Find the lines that hold the word "served" and return them.

————

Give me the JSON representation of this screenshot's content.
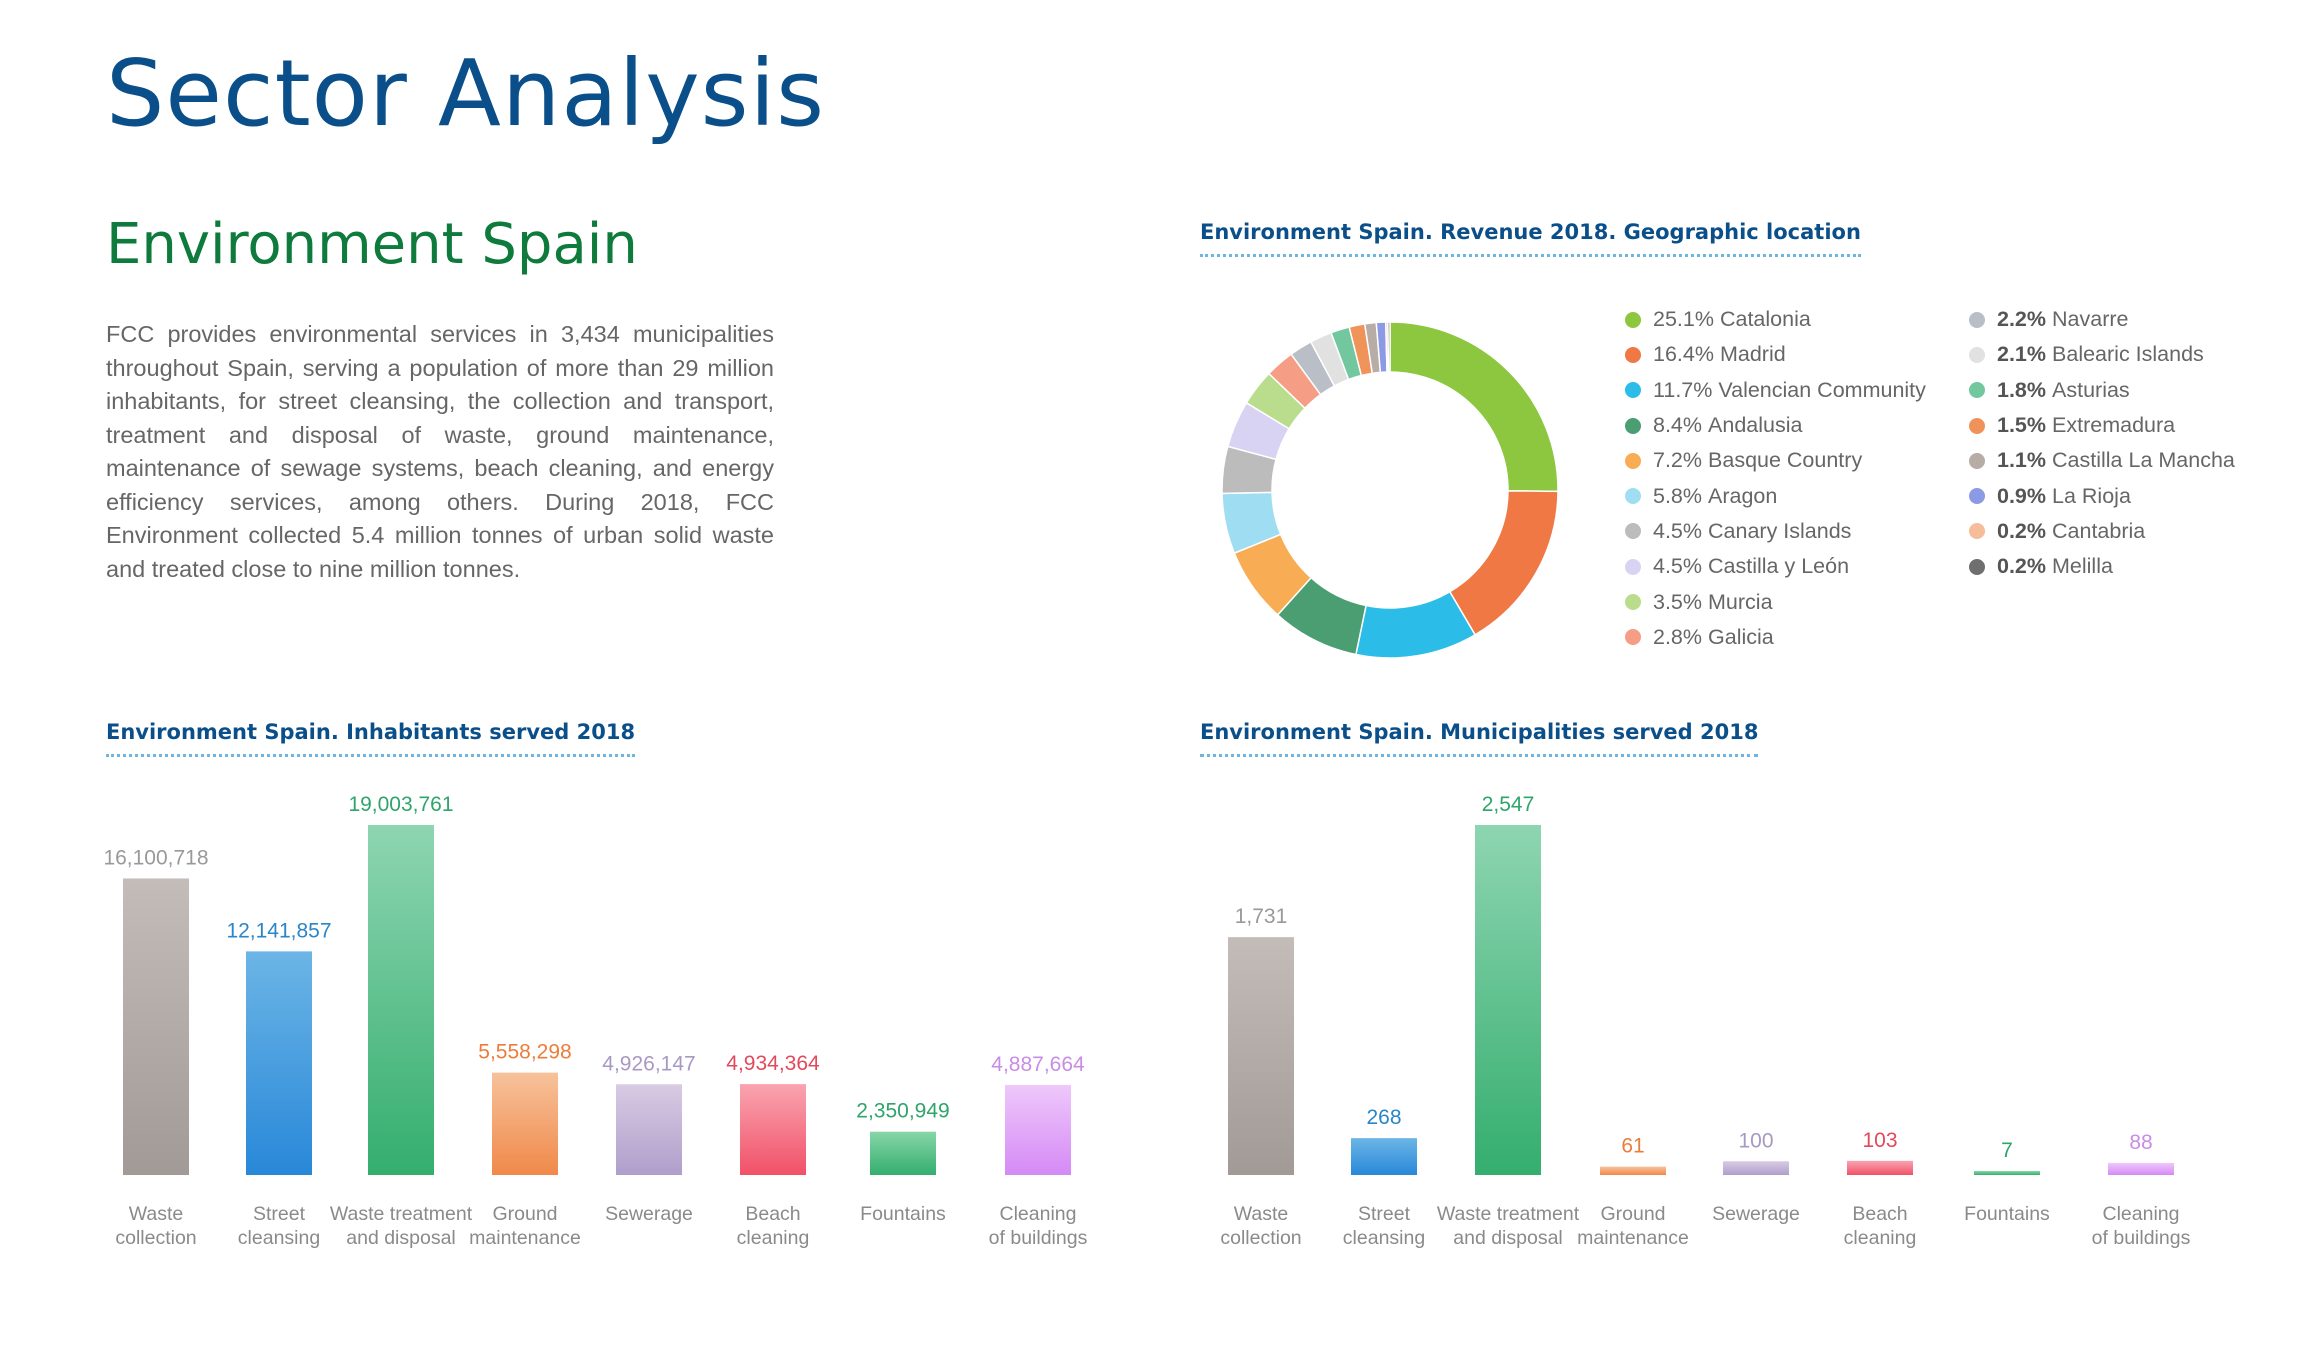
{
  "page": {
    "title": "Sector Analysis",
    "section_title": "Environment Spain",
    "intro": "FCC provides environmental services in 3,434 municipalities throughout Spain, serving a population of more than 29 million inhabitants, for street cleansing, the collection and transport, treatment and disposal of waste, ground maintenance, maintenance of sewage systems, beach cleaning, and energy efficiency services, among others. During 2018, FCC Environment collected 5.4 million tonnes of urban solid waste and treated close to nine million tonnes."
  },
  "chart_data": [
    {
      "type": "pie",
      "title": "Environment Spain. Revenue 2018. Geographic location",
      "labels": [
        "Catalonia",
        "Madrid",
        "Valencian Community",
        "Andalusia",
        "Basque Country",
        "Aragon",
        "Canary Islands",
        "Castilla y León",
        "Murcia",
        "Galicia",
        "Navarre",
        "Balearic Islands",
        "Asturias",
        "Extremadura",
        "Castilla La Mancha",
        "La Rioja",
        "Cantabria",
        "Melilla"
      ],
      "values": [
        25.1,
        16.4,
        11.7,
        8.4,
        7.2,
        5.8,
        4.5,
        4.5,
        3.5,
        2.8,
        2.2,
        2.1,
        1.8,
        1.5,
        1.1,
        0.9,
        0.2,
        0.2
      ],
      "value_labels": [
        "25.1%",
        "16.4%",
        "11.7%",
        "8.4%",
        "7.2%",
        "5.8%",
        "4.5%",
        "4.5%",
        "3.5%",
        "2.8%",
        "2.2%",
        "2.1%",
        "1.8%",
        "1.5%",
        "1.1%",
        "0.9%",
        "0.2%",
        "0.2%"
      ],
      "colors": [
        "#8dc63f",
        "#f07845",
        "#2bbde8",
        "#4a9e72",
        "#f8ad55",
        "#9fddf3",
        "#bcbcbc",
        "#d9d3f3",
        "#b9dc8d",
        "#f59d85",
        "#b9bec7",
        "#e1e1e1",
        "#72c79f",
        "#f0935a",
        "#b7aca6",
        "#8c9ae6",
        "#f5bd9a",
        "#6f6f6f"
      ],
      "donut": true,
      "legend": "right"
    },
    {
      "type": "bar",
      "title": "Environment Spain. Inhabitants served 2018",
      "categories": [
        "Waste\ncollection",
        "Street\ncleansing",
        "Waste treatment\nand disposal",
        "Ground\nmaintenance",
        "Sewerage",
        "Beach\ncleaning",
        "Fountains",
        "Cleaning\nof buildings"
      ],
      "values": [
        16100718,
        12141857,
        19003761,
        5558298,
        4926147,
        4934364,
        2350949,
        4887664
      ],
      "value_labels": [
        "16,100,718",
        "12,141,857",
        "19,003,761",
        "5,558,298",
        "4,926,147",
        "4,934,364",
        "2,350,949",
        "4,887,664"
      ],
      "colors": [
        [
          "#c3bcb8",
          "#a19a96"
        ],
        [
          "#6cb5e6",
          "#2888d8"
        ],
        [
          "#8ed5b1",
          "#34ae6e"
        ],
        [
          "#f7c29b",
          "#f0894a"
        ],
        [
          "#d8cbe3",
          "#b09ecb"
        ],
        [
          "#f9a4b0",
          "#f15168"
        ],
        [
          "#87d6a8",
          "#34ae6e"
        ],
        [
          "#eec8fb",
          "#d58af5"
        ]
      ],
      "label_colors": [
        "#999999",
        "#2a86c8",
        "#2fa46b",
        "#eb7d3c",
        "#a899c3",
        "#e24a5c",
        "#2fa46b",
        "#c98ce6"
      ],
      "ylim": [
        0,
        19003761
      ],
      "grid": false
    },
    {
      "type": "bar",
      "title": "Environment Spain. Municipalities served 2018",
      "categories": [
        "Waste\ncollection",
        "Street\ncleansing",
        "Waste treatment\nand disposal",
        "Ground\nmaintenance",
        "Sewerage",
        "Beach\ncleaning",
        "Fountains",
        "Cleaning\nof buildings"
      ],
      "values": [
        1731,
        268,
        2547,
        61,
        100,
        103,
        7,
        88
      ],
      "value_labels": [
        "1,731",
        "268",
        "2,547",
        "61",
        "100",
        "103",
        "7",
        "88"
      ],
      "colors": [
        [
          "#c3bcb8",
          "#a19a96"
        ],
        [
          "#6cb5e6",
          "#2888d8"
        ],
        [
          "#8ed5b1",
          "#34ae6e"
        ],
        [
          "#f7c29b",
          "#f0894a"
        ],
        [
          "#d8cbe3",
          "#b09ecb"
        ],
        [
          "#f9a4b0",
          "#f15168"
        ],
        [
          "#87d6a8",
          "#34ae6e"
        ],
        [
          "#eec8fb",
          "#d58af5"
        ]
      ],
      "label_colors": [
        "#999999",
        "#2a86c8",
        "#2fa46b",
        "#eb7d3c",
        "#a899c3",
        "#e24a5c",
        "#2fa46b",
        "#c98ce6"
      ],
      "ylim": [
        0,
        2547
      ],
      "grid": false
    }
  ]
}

————

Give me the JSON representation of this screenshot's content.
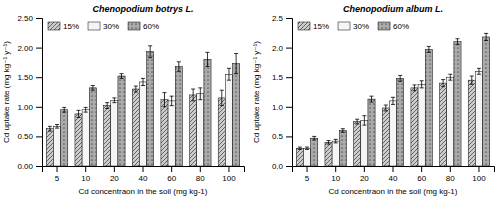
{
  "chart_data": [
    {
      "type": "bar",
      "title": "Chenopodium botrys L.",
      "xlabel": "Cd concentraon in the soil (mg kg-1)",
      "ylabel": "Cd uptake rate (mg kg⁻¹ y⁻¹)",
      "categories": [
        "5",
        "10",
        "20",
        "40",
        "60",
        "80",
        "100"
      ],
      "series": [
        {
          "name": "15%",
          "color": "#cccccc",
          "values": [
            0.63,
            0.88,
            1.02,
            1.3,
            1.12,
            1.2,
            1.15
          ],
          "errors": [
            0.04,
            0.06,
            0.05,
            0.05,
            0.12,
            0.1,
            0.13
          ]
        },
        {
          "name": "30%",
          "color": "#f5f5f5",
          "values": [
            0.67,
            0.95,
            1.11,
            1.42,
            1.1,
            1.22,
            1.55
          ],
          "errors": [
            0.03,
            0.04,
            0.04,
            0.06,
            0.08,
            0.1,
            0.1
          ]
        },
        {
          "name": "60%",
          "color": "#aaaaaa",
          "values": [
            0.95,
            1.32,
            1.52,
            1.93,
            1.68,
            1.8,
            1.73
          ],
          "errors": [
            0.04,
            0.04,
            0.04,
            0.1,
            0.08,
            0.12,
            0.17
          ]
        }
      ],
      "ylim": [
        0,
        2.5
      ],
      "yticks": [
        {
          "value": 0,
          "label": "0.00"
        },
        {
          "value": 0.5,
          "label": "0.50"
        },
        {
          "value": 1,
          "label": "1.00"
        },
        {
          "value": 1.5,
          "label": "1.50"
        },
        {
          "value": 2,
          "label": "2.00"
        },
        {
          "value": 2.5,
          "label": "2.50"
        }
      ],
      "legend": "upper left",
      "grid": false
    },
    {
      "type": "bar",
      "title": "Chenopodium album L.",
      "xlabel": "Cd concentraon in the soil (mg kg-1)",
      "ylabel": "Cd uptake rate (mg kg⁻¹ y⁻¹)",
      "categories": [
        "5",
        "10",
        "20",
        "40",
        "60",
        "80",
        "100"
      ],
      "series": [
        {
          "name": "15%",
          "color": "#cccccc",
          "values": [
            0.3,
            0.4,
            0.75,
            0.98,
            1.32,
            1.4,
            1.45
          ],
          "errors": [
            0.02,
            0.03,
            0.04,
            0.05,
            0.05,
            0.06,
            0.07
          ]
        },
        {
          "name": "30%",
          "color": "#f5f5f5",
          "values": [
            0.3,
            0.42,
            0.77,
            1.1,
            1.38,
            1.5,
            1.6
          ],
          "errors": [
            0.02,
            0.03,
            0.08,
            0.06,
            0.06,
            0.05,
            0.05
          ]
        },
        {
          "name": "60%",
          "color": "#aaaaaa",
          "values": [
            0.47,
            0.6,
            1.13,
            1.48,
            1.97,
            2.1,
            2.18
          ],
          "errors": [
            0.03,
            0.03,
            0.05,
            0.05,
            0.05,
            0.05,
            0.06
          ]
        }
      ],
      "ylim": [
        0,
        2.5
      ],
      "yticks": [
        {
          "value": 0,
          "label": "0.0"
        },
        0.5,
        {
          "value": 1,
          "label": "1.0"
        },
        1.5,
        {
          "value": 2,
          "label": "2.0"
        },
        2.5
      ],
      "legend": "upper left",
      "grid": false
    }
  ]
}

————

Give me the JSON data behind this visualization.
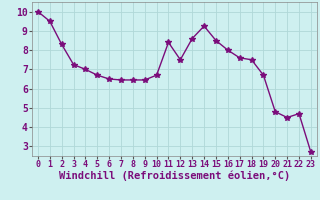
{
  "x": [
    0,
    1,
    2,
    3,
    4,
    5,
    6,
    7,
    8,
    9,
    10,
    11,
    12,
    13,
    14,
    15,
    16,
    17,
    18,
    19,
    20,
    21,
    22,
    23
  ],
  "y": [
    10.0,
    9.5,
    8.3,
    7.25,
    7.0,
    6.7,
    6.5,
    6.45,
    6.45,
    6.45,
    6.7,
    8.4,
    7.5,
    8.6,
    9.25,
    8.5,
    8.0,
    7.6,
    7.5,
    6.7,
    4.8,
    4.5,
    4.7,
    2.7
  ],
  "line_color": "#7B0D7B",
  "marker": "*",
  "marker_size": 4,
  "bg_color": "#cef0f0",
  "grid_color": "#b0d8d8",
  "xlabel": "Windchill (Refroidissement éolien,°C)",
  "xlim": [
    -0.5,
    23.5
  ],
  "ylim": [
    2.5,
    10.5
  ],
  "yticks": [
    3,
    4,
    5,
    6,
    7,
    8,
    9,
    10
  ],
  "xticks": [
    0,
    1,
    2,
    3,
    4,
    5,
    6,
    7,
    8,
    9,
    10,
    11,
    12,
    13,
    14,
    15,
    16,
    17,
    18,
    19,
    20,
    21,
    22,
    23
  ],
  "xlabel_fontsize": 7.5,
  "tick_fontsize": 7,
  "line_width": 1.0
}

————

#### TASK RESULT:
      "title": "Environment Spain. Inhabitants served 2018",
      "title": "Environment Spain. Municipalities served 2018",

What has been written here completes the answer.